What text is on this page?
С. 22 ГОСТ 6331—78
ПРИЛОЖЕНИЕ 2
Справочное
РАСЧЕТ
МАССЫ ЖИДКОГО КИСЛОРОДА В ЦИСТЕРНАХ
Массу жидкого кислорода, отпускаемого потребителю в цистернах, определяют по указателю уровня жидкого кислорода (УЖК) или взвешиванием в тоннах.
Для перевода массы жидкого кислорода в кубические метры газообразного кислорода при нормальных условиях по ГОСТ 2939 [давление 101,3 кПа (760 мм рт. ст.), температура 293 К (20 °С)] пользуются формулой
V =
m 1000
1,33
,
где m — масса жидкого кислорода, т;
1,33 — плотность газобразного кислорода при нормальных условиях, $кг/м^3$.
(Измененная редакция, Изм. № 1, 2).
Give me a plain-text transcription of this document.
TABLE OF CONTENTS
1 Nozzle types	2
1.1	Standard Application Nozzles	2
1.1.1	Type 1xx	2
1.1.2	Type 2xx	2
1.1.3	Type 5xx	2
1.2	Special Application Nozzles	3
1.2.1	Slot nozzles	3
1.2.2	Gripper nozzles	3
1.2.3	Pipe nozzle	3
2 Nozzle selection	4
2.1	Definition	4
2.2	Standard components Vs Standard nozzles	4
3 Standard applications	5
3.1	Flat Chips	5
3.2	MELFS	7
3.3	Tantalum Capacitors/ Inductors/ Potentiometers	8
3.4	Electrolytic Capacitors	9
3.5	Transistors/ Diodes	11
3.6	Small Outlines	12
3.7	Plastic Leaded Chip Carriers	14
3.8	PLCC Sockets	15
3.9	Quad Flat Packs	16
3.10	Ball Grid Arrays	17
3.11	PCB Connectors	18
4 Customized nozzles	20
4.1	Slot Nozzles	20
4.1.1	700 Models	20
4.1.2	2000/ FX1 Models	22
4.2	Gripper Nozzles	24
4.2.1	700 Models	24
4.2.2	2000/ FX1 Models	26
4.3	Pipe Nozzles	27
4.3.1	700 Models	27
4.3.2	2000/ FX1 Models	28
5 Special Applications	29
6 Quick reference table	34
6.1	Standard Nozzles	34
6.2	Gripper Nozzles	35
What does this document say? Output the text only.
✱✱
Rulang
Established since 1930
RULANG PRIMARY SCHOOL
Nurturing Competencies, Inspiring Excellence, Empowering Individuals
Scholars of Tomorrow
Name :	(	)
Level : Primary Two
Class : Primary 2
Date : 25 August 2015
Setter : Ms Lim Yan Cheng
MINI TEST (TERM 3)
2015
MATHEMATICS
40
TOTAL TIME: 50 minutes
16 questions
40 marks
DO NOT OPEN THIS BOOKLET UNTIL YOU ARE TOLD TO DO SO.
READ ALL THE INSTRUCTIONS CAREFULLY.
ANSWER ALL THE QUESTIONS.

*Given problem*. Find the number of lines in which the word "ГОСТ" occurs, and write nothing but that number.

*Finished answer*. 2